What is being asked: Count how many lines contain the word "scolastico". Respond with the number alone.
[BEGIN Dataset extract]
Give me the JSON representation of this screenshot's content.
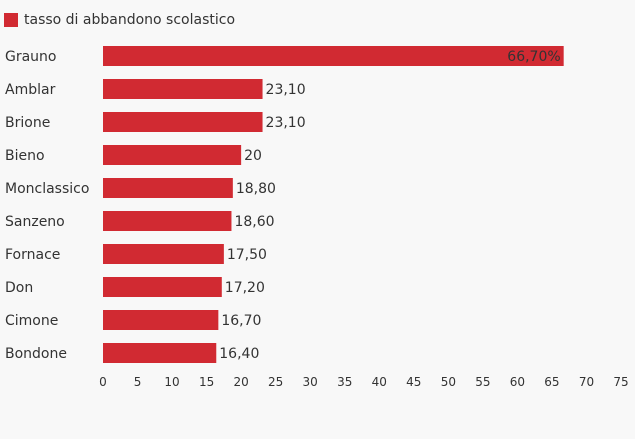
{
  "chart_data": {
    "type": "bar",
    "orientation": "horizontal",
    "legend": {
      "label": "tasso di abbandono scolastico",
      "position": "top-left"
    },
    "categories": [
      "Grauno",
      "Amblar",
      "Brione",
      "Bieno",
      "Monclassico",
      "Sanzeno",
      "Fornace",
      "Don",
      "Cimone",
      "Bondone"
    ],
    "series": [
      {
        "name": "tasso di abbandono scolastico",
        "values": [
          66.7,
          23.1,
          23.1,
          20,
          18.8,
          18.6,
          17.5,
          17.2,
          16.7,
          16.4
        ],
        "value_labels": [
          "66,70%",
          "23,10",
          "23,10",
          "20",
          "18,80",
          "18,60",
          "17,50",
          "17,20",
          "16,70",
          "16,40"
        ],
        "color": "#d12a32"
      }
    ],
    "xlim": [
      0,
      75
    ],
    "xticks": [
      "0",
      "5",
      "10",
      "15",
      "20",
      "25",
      "30",
      "35",
      "40",
      "45",
      "50",
      "55",
      "60",
      "65",
      "70",
      "75"
    ],
    "grid": false
  }
}
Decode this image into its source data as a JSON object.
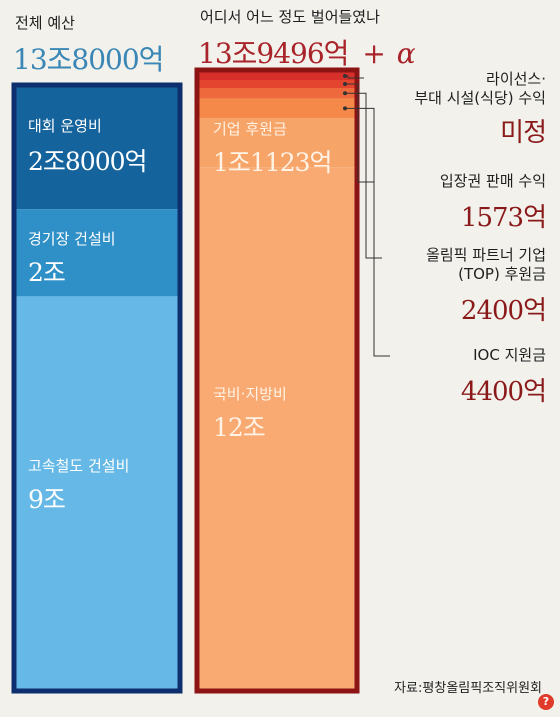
{
  "left": {
    "title": "전체 예산",
    "total": "13조8000억"
  },
  "right": {
    "title": "어디서 어느 정도 벌어들였나",
    "total": "13조9496억",
    "total_suffix": "+",
    "alpha": "α"
  },
  "chart_data": [
    {
      "type": "bar",
      "title": "전체 예산",
      "subtitle": "13조8000억",
      "orientation": "stacked-vertical",
      "unit": "억",
      "categories": [
        "대회 운영비",
        "경기장 건설비",
        "고속철도 건설비"
      ],
      "values": [
        28000,
        20000,
        90000
      ],
      "value_labels": [
        "2조8000억",
        "2조",
        "9조"
      ],
      "colors": [
        "#15639c",
        "#2f8fc7",
        "#66b9e6"
      ]
    },
    {
      "type": "bar",
      "title": "어디서 어느 정도 벌어들였나",
      "subtitle": "13조9496억 + α",
      "orientation": "stacked-vertical",
      "unit": "억",
      "categories": [
        "라이선스·부대 시설(식당) 수익",
        "입장권 판매 수익",
        "올림픽 파트너 기업(TOP) 후원금",
        "IOC 지원금",
        "기업 후원금",
        "국비·지방비"
      ],
      "values": [
        null,
        1573,
        2400,
        4400,
        11123,
        120000
      ],
      "value_labels": [
        "미정",
        "1573억",
        "2400억",
        "4400억",
        "1조1123억",
        "12조"
      ],
      "colors": [
        "#d7302a",
        "#e4452e",
        "#ee6a3c",
        "#f5894a",
        "#f7a468",
        "#f9aa73"
      ]
    }
  ],
  "annotations": [
    {
      "label_lines": [
        "라이선스·",
        "부대 시설(식당) 수익"
      ],
      "value": "미정"
    },
    {
      "label_lines": [
        "입장권 판매 수익"
      ],
      "value": "1573억"
    },
    {
      "label_lines": [
        "올림픽 파트너 기업",
        "(TOP) 후원금"
      ],
      "value": "2400억"
    },
    {
      "label_lines": [
        "IOC 지원금"
      ],
      "value": "4400억"
    }
  ],
  "source": "자료:평창올림픽조직위원회",
  "icons": {
    "help": "question-icon"
  }
}
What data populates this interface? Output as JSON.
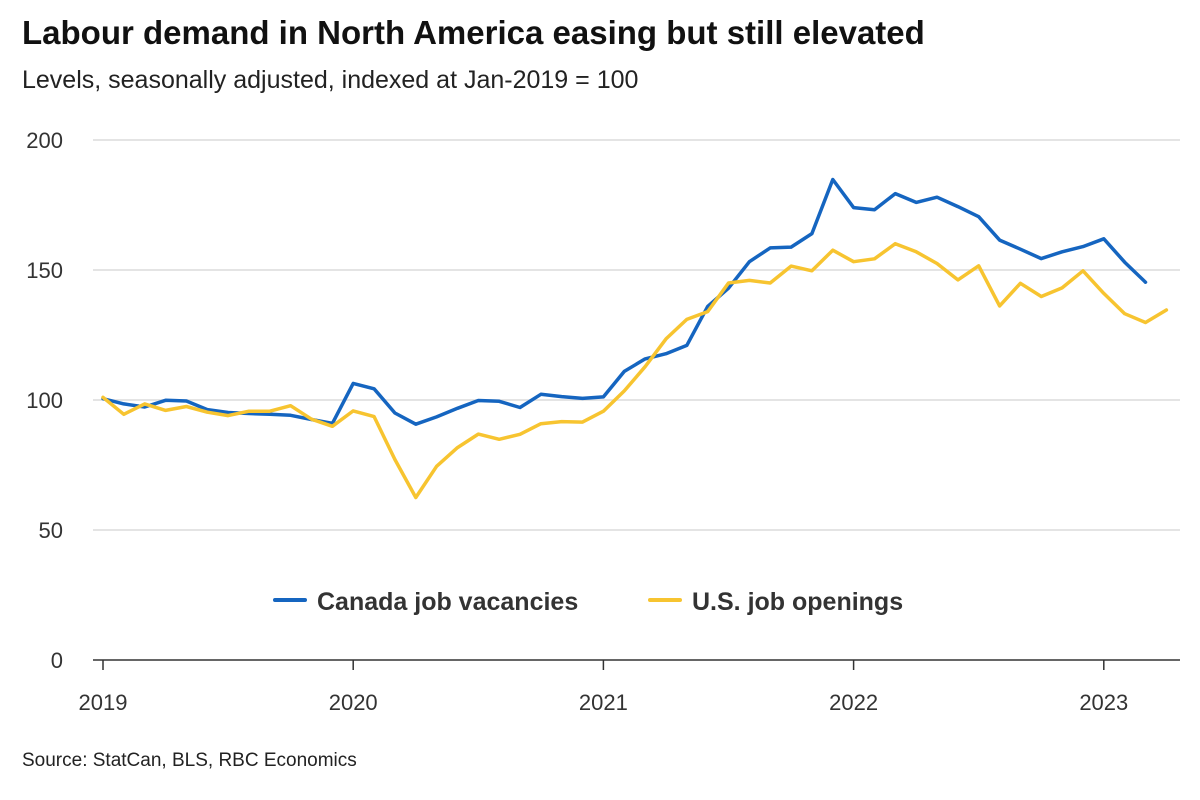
{
  "chart_data": {
    "type": "line",
    "title": "Labour demand in North America easing but still elevated",
    "subtitle": "Levels, seasonally adjusted, indexed at Jan-2019 = 100",
    "source": "Source: StatCan, BLS, RBC Economics",
    "xlabel": "",
    "ylabel": "",
    "ylim": [
      0,
      200
    ],
    "yticks": [
      0,
      50,
      100,
      150,
      200
    ],
    "xticks": [
      {
        "label": "2019",
        "index": 0
      },
      {
        "label": "2020",
        "index": 12
      },
      {
        "label": "2021",
        "index": 24
      },
      {
        "label": "2022",
        "index": 36
      },
      {
        "label": "2023",
        "index": 48
      }
    ],
    "x_start": "2019-01",
    "x_end": "2023-04",
    "x_unit": "month",
    "grid": true,
    "legend_position": "bottom-center",
    "series": [
      {
        "name": "Canada job vacancies",
        "color": "#1565C0",
        "values": [
          100.5,
          98.5,
          97.3,
          99.9,
          99.6,
          96.3,
          95.2,
          94.8,
          94.5,
          94.1,
          92.5,
          91.0,
          106.4,
          104.3,
          95.0,
          90.7,
          93.5,
          96.8,
          99.8,
          99.5,
          97.1,
          102.2,
          101.3,
          100.6,
          101.2,
          111.0,
          115.8,
          117.8,
          121.0,
          136.0,
          143.0,
          153.2,
          158.5,
          158.8,
          164.0,
          184.8,
          174.0,
          173.2,
          179.4,
          176.0,
          178.0,
          174.4,
          170.5,
          161.5,
          158.0,
          154.4,
          157.0,
          159.0,
          162.0,
          153.0,
          145.3
        ]
      },
      {
        "name": "U.S. job openings",
        "color": "#F7C430",
        "values": [
          101.0,
          94.5,
          98.5,
          96.0,
          97.5,
          95.3,
          94.0,
          95.7,
          95.7,
          97.8,
          92.6,
          89.9,
          95.8,
          93.6,
          77.1,
          62.5,
          74.5,
          81.7,
          86.9,
          84.9,
          86.8,
          90.9,
          91.7,
          91.5,
          95.7,
          103.5,
          112.8,
          123.5,
          131.0,
          134.0,
          145.0,
          146.0,
          145.0,
          151.5,
          149.7,
          157.6,
          153.2,
          154.3,
          160.1,
          157.0,
          152.5,
          146.2,
          151.6,
          136.2,
          144.9,
          139.8,
          143.1,
          149.7,
          141.0,
          133.2,
          129.8,
          134.6
        ]
      }
    ]
  }
}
[END Dataset extract]
Answer to the task: 2